SHORT PROBLEM:
Reproduce every item below word for word, leaving out the pictures.

Entries from a layout dataset:
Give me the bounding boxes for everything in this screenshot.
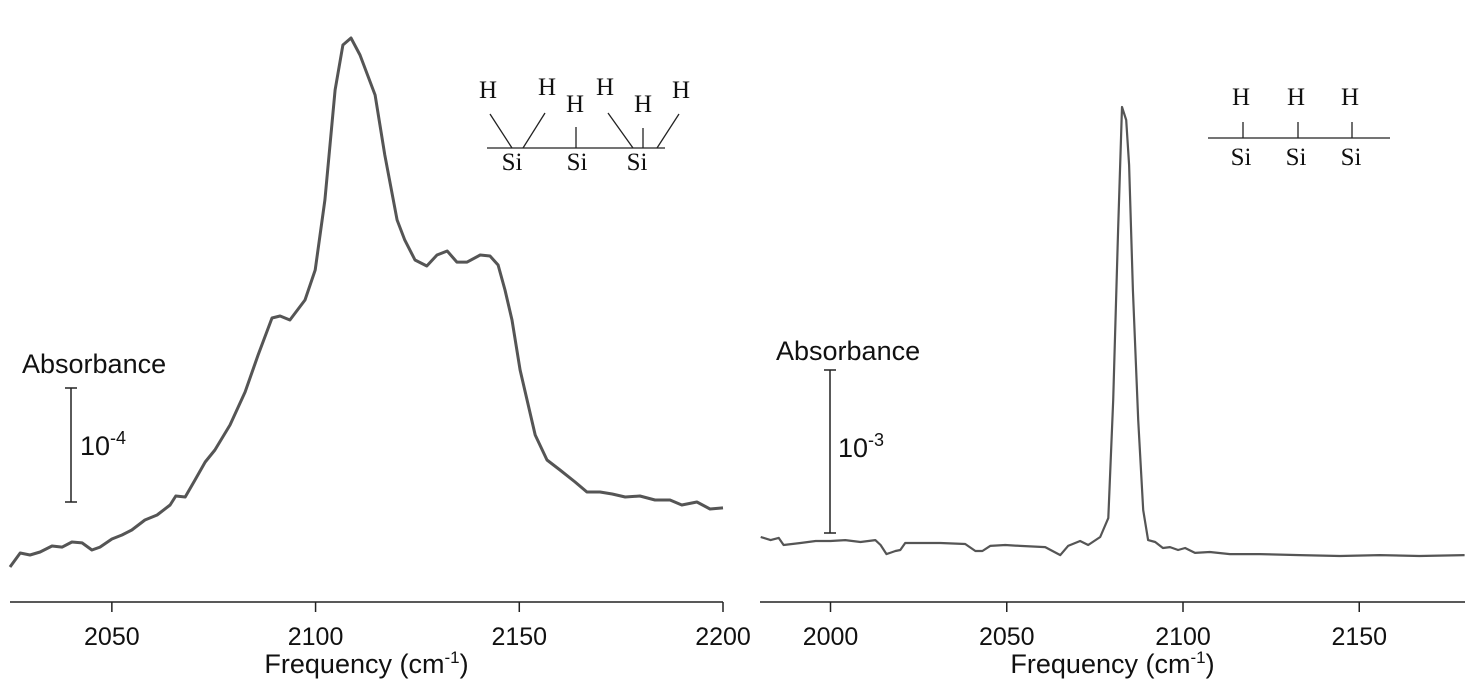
scale-exponent: -3 — [868, 430, 884, 450]
hydrogen-atom: H — [634, 91, 652, 118]
scale-bar-value: 10-4 — [80, 428, 126, 461]
panel: 2000 2050 2100 2150 Frequency (cm-1) Absorban… — [760, 84, 1465, 679]
hydrogen-atom: H — [1232, 84, 1250, 111]
x-tick-label: 2100 — [288, 623, 344, 651]
hydrogen-atom: H — [566, 91, 584, 118]
hydrogen-atom: H — [1287, 84, 1305, 111]
x-axis-title-close: ) — [460, 649, 469, 679]
silicon-atom: Si — [502, 149, 523, 176]
x-tick-label: 2150 — [1331, 623, 1387, 651]
scale-base: 10 — [838, 433, 868, 463]
x-axis-title-text: Frequency (cm — [264, 649, 444, 679]
x-axis-title: Frequency (cm-1) — [264, 648, 468, 679]
silicon-atom: Si — [1286, 144, 1307, 171]
x-axis-title-sup: -1 — [444, 648, 459, 667]
silicon-atom: Si — [567, 149, 588, 176]
spectrum-line — [8, 36, 724, 568]
x-axis-title-text: Frequency (cm — [1010, 649, 1190, 679]
scale-base: 10 — [80, 431, 110, 461]
x-axis-title: Frequency (cm-1) — [1010, 648, 1214, 679]
hydrogen-atom: H — [1341, 84, 1359, 111]
silicon-atom: Si — [1341, 144, 1362, 171]
x-tick-label: 2050 — [979, 623, 1035, 651]
x-tick-label: 2050 — [84, 623, 140, 651]
hydrogen-atom: H — [672, 77, 690, 104]
silicon-atom: Si — [1231, 144, 1252, 171]
scale-bar-title: Absorbance — [22, 349, 166, 379]
scale-bar-title: Absorbance — [776, 336, 920, 366]
hydrogen-atom: H — [479, 77, 497, 104]
x-axis-title-sup: -1 — [1190, 648, 1205, 667]
silicon-atom: Si — [627, 149, 648, 176]
spectrum-line — [760, 105, 1465, 558]
hydrogen-atom: H — [538, 74, 556, 101]
x-tick-label: 2150 — [491, 623, 547, 651]
x-tick-label: 2000 — [803, 623, 859, 651]
scale-exponent: -4 — [110, 428, 126, 448]
x-tick-label: 2200 — [695, 623, 751, 651]
panel: 2050 2100 2150 2200 Frequency (cm-1) Absorban… — [8, 36, 751, 679]
x-tick-label: 2100 — [1155, 623, 1211, 651]
structure-bond — [489, 113, 513, 149]
hydrogen-atom: H — [596, 74, 614, 101]
structure-bond — [656, 113, 680, 149]
x-axis-title-close: ) — [1206, 649, 1215, 679]
structure-bond — [607, 112, 634, 149]
structure-bond — [522, 112, 546, 149]
scale-bar-value: 10-3 — [838, 430, 884, 463]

CORRECT RESPONSE:
Give me the bounding boxes for everything in this screenshot.
scale-exponent: -3 — [868, 430, 884, 450]
hydrogen-atom: H — [634, 91, 652, 118]
scale-bar-value: 10-4 — [80, 428, 126, 461]
panel: 2000 2050 2100 2150 Frequency (cm-1) Absorban… — [760, 84, 1465, 679]
hydrogen-atom: H — [1232, 84, 1250, 111]
x-tick-label: 2100 — [288, 623, 344, 651]
hydrogen-atom: H — [566, 91, 584, 118]
hydrogen-atom: H — [1287, 84, 1305, 111]
x-axis-title-close: ) — [460, 649, 469, 679]
silicon-atom: Si — [502, 149, 523, 176]
x-tick-label: 2150 — [1331, 623, 1387, 651]
scale-base: 10 — [838, 433, 868, 463]
x-axis-title-text: Frequency (cm — [264, 649, 444, 679]
x-axis-title: Frequency (cm-1) — [264, 648, 468, 679]
silicon-atom: Si — [1286, 144, 1307, 171]
x-axis-title-sup: -1 — [444, 648, 459, 667]
silicon-atom: Si — [567, 149, 588, 176]
spectrum-line — [8, 36, 724, 568]
x-axis-title-text: Frequency (cm — [1010, 649, 1190, 679]
scale-base: 10 — [80, 431, 110, 461]
x-axis-title: Frequency (cm-1) — [1010, 648, 1214, 679]
hydrogen-atom: H — [1341, 84, 1359, 111]
silicon-atom: Si — [1341, 144, 1362, 171]
x-tick-label: 2050 — [979, 623, 1035, 651]
x-tick-label: 2050 — [84, 623, 140, 651]
hydrogen-atom: H — [672, 77, 690, 104]
silicon-atom: Si — [1231, 144, 1252, 171]
scale-bar-title: Absorbance — [22, 349, 166, 379]
scale-bar-title: Absorbance — [776, 336, 920, 366]
hydrogen-atom: H — [479, 77, 497, 104]
x-axis-title-sup: -1 — [1190, 648, 1205, 667]
silicon-atom: Si — [627, 149, 648, 176]
spectrum-line — [760, 105, 1465, 558]
hydrogen-atom: H — [538, 74, 556, 101]
x-tick-label: 2150 — [491, 623, 547, 651]
x-tick-label: 2000 — [803, 623, 859, 651]
scale-exponent: -4 — [110, 428, 126, 448]
x-tick-label: 2200 — [695, 623, 751, 651]
panel: 2050 2100 2150 2200 Frequency (cm-1) Absorban… — [8, 36, 751, 679]
x-tick-label: 2100 — [1155, 623, 1211, 651]
structure-bond — [489, 113, 513, 149]
hydrogen-atom: H — [596, 74, 614, 101]
structure-bond — [656, 113, 680, 149]
x-axis-title-close: ) — [1206, 649, 1215, 679]
structure-bond — [607, 112, 634, 149]
structure-bond — [522, 112, 546, 149]
scale-bar-value: 10-3 — [838, 430, 884, 463]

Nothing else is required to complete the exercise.